+++ GIVEN DATA +++
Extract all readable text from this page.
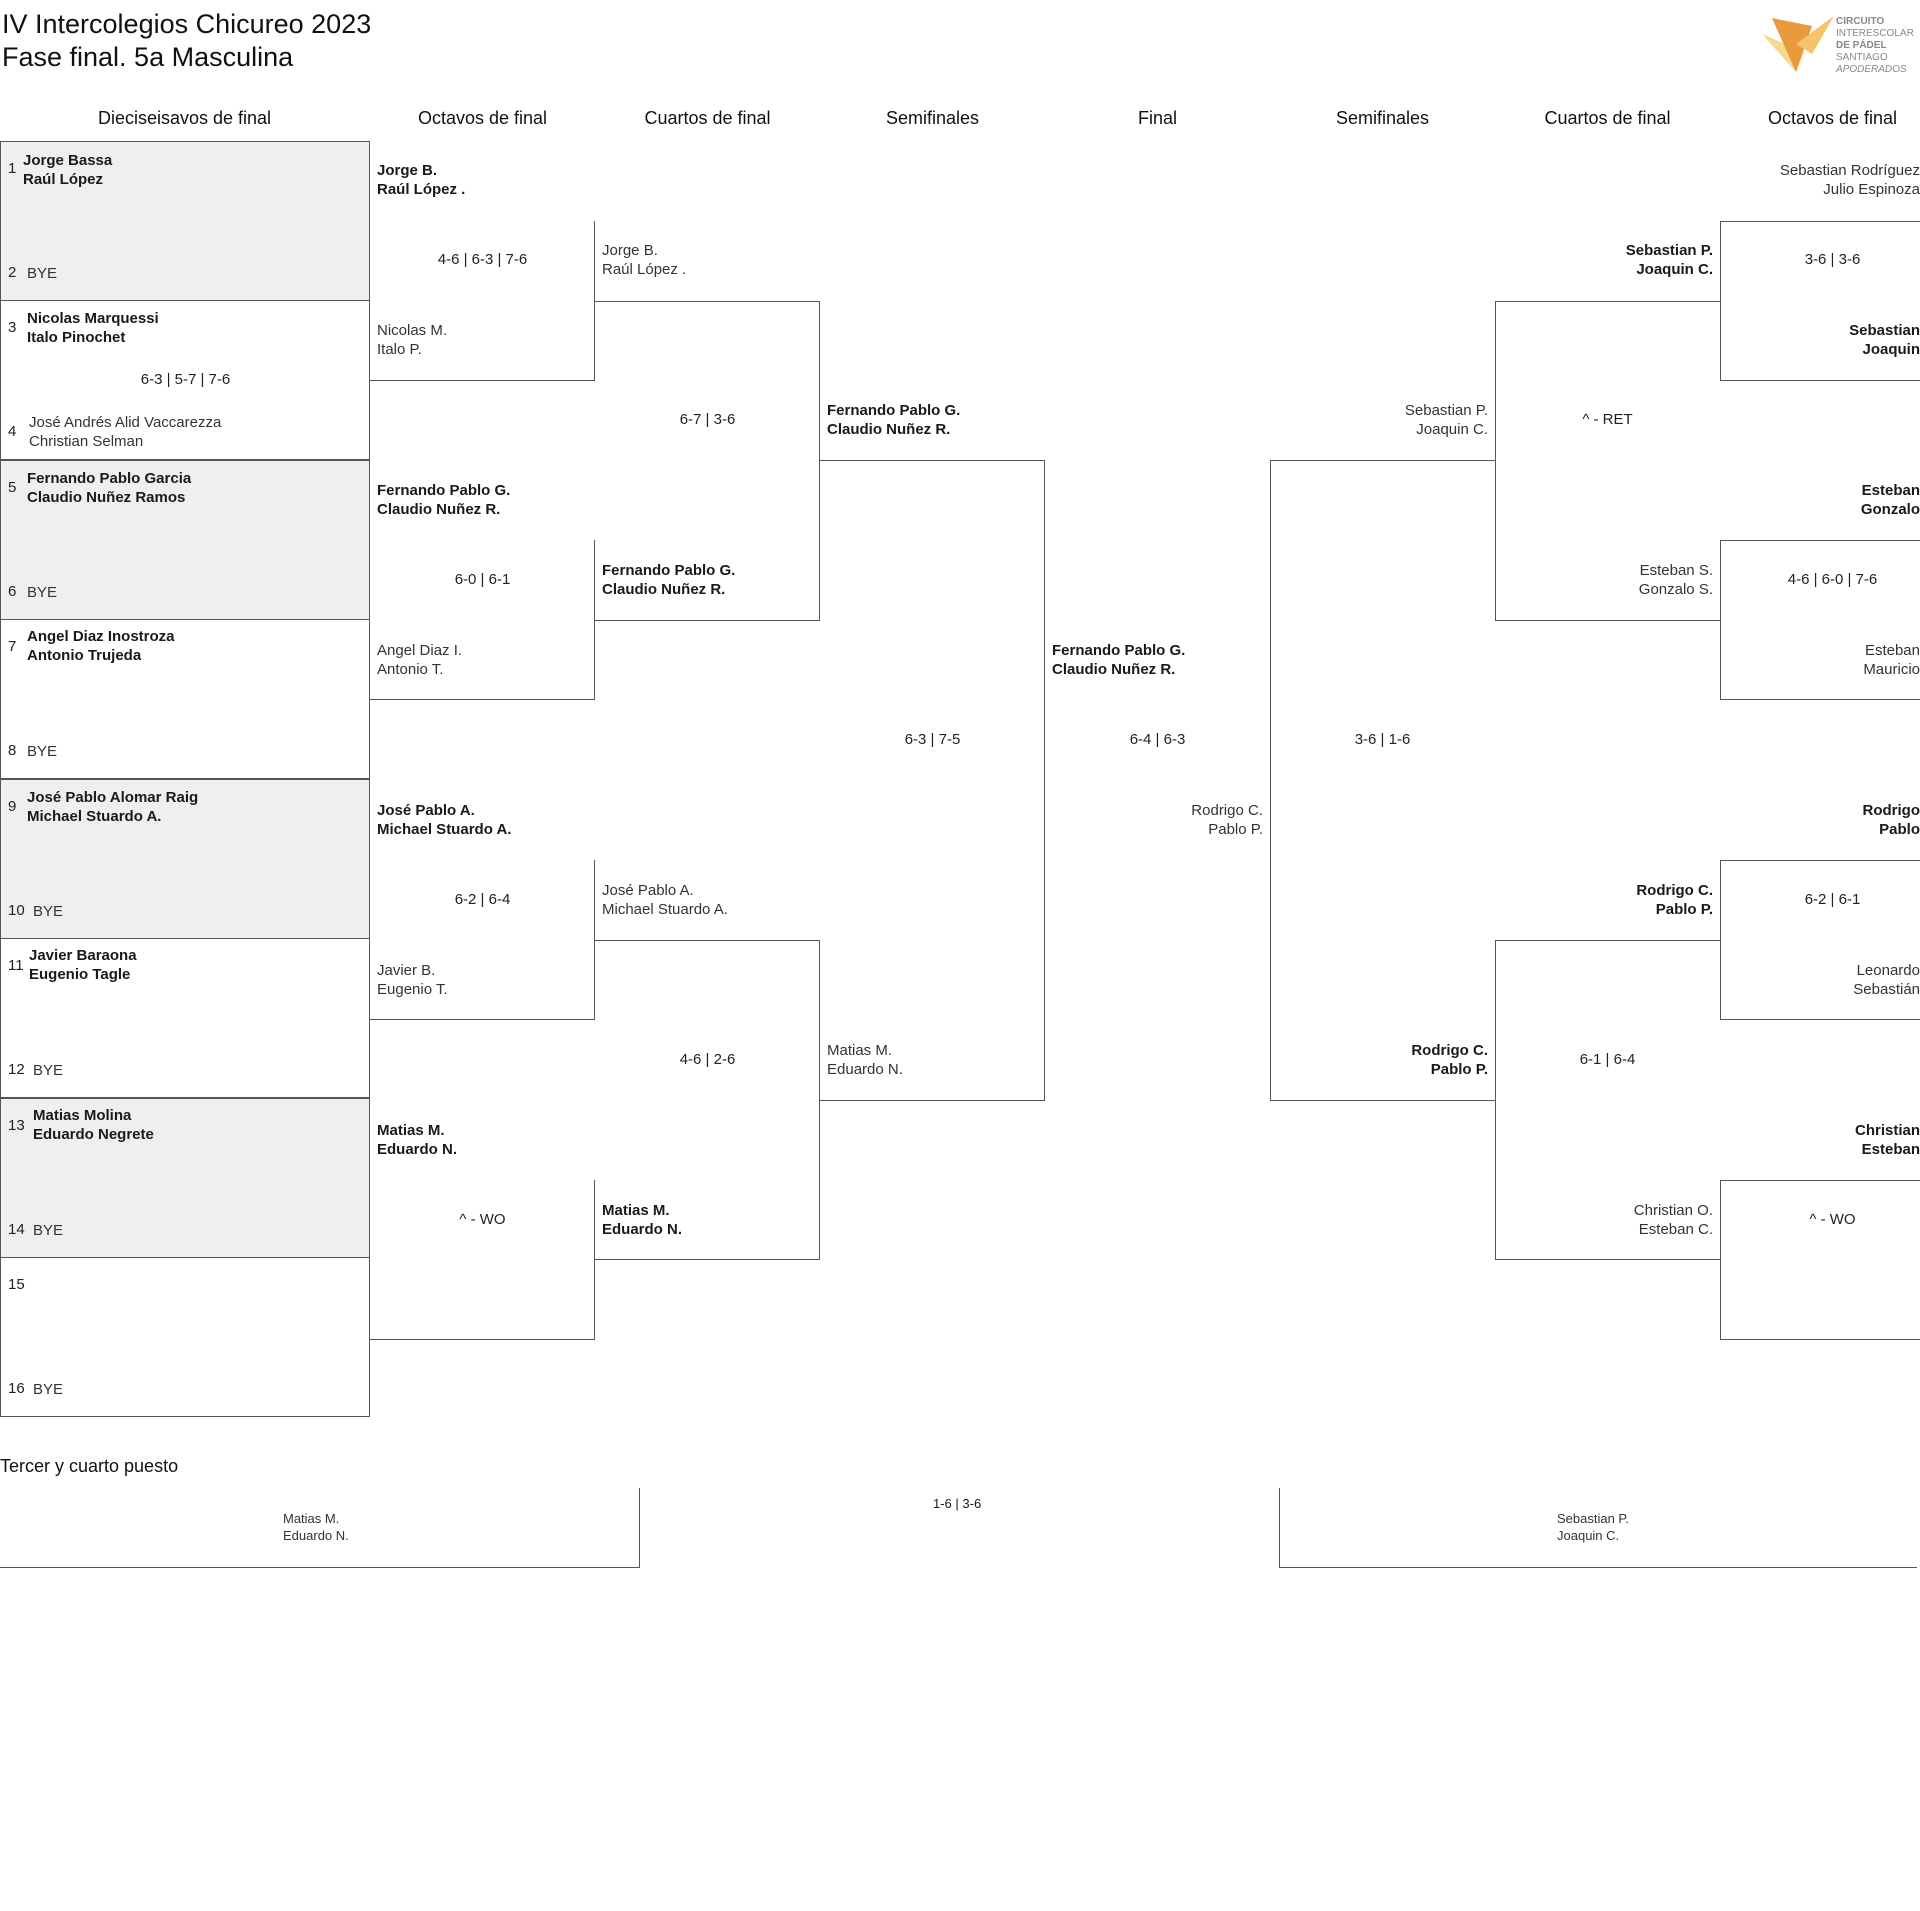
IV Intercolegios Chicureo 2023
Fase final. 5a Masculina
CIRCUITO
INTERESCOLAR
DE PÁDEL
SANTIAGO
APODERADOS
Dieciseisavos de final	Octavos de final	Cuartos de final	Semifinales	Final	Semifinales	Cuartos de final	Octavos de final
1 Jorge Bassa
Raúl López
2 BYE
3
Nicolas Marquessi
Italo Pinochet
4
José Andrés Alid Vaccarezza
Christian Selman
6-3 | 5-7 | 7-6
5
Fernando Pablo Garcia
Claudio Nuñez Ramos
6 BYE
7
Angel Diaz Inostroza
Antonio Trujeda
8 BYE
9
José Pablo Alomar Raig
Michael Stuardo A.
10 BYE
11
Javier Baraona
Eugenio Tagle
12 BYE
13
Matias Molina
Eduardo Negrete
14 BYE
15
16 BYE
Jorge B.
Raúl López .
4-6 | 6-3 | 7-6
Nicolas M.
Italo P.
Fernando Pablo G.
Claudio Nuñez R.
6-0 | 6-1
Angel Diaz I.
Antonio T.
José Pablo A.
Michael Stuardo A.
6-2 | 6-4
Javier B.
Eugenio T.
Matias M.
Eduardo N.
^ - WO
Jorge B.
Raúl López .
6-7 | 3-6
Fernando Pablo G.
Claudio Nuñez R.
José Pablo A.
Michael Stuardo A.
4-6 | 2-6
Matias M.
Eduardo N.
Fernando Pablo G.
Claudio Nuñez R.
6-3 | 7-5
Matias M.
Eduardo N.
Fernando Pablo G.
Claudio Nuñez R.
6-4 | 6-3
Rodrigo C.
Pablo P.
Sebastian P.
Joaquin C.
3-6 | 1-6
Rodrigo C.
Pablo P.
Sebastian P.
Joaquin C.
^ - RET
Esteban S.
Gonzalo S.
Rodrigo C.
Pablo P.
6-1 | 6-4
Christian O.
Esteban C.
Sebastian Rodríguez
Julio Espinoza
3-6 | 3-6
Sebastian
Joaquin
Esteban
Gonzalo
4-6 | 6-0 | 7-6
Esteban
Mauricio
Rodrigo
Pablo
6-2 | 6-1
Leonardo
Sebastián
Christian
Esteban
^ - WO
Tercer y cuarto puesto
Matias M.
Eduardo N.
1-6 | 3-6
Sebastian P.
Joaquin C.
+++
+++ GIVEN DATA +++
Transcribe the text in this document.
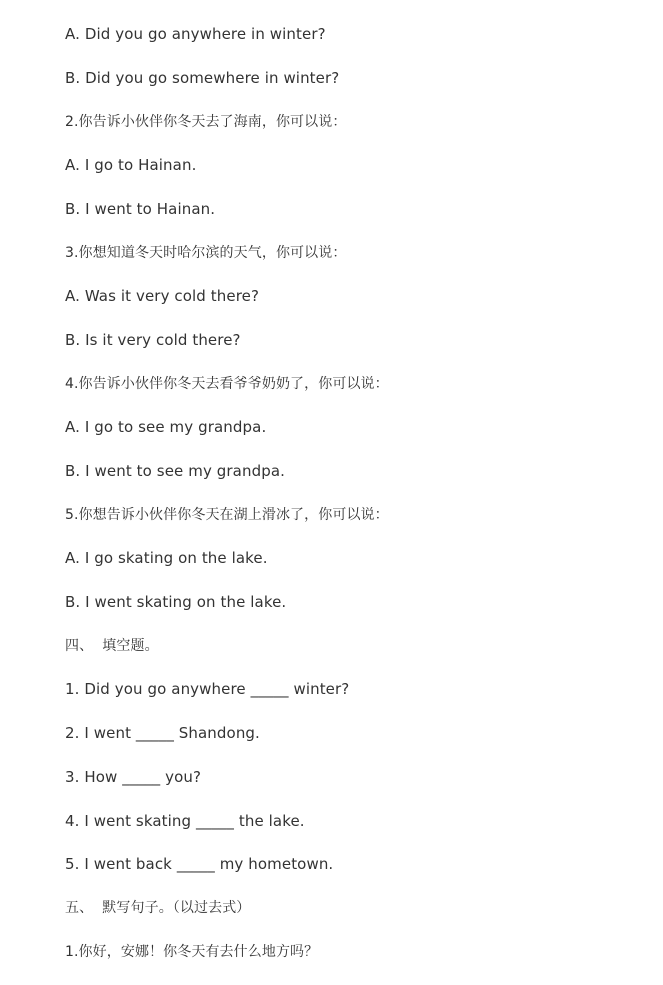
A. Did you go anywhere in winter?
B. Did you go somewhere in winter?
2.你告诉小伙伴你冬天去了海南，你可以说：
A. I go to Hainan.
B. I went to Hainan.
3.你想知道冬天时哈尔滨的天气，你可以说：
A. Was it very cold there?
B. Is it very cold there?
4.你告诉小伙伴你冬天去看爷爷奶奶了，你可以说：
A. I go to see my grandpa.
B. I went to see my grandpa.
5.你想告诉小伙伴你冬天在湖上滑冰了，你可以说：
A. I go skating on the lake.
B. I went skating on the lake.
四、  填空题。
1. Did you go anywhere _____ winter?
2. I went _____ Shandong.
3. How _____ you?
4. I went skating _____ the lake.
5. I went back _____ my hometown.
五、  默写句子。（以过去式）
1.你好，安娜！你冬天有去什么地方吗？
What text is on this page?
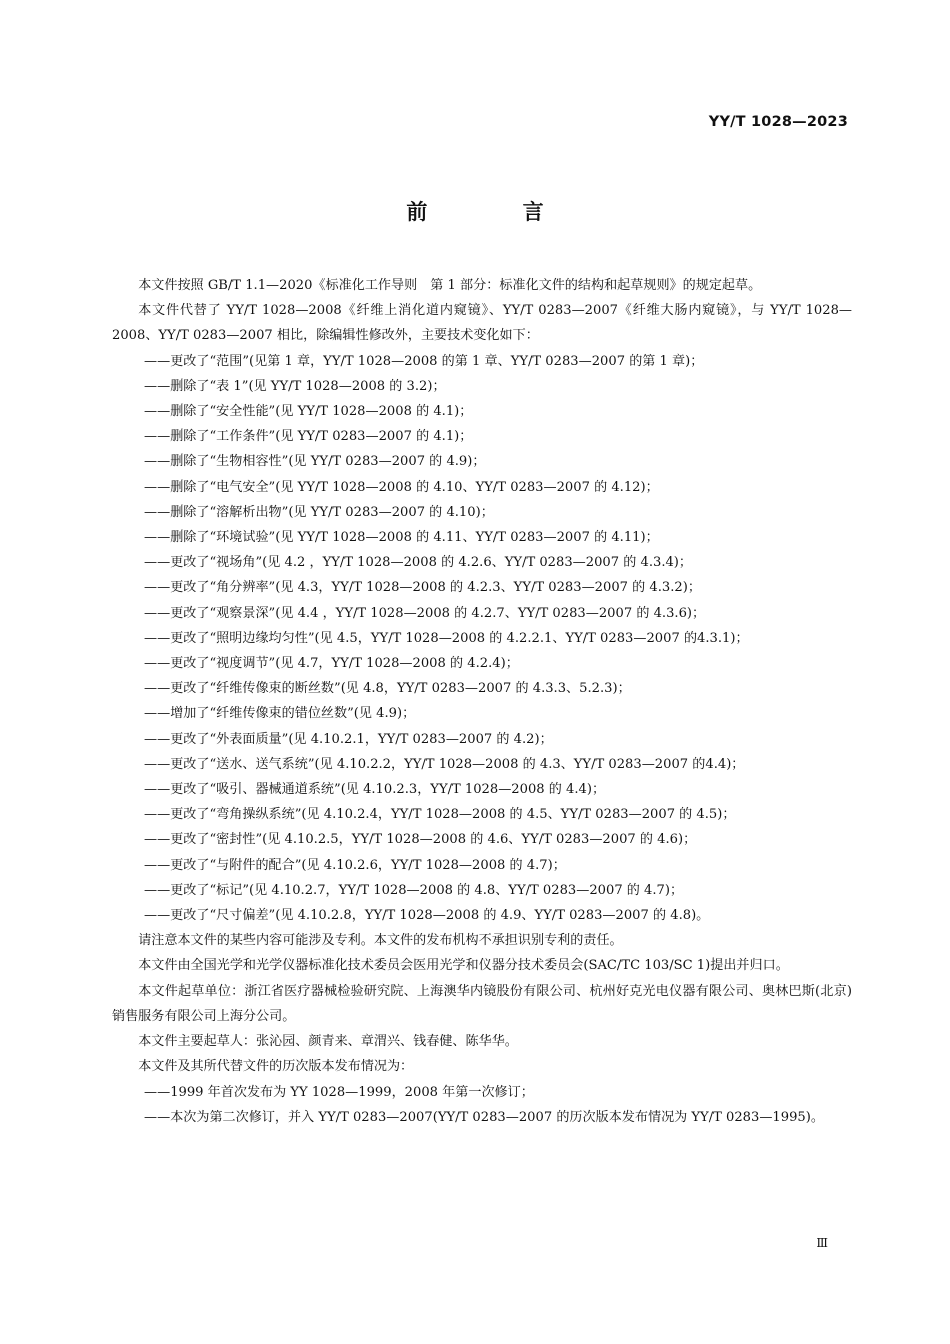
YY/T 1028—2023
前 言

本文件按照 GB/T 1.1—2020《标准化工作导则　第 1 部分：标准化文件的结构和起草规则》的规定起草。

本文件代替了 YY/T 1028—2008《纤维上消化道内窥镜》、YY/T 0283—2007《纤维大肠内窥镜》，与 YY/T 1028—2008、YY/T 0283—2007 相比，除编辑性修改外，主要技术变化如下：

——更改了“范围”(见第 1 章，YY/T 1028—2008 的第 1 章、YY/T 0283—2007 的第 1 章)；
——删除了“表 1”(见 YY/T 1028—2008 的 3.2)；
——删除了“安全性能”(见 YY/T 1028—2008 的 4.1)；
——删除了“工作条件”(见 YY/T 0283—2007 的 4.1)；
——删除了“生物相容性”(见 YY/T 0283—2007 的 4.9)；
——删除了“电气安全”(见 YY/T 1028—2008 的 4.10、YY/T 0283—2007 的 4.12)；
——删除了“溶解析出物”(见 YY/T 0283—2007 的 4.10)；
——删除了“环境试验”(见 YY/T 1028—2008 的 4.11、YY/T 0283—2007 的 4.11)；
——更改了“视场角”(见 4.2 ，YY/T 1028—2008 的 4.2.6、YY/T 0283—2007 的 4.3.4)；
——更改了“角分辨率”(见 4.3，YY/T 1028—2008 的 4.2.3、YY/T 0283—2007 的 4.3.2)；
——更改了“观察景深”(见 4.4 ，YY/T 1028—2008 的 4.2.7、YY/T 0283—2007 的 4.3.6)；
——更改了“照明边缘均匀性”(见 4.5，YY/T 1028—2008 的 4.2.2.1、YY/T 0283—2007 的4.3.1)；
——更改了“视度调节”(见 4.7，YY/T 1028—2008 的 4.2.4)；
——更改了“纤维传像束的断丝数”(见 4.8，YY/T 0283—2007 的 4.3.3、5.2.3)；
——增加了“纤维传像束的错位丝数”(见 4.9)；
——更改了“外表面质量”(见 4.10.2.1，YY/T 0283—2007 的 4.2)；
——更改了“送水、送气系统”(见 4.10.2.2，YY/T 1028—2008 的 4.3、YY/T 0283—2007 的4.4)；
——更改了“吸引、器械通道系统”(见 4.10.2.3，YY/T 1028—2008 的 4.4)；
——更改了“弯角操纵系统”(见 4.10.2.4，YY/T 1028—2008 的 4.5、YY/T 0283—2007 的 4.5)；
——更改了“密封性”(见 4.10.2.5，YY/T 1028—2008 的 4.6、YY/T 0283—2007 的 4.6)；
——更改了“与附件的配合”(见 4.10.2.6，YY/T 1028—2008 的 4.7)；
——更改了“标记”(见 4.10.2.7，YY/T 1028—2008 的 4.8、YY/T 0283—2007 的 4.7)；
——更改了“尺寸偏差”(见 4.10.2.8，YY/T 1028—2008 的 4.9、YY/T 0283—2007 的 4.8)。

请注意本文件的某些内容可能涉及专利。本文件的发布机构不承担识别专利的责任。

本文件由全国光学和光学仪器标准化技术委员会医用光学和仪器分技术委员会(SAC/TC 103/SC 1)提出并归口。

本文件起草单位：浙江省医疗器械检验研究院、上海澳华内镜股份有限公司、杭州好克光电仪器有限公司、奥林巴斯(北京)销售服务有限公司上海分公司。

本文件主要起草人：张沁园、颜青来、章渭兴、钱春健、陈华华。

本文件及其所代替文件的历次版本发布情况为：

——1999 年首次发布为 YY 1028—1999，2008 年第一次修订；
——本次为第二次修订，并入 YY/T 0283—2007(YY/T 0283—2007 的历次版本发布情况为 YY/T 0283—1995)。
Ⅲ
+++
Select and copy every line from the records that includes the word "final".

• [RESPONSE]
Fase final. 5a Masculina
Dieciseisavos de final	Octavos de final	Cuartos de final	Semifinales	Final	Semifinales	Cuartos de final	Octavos de final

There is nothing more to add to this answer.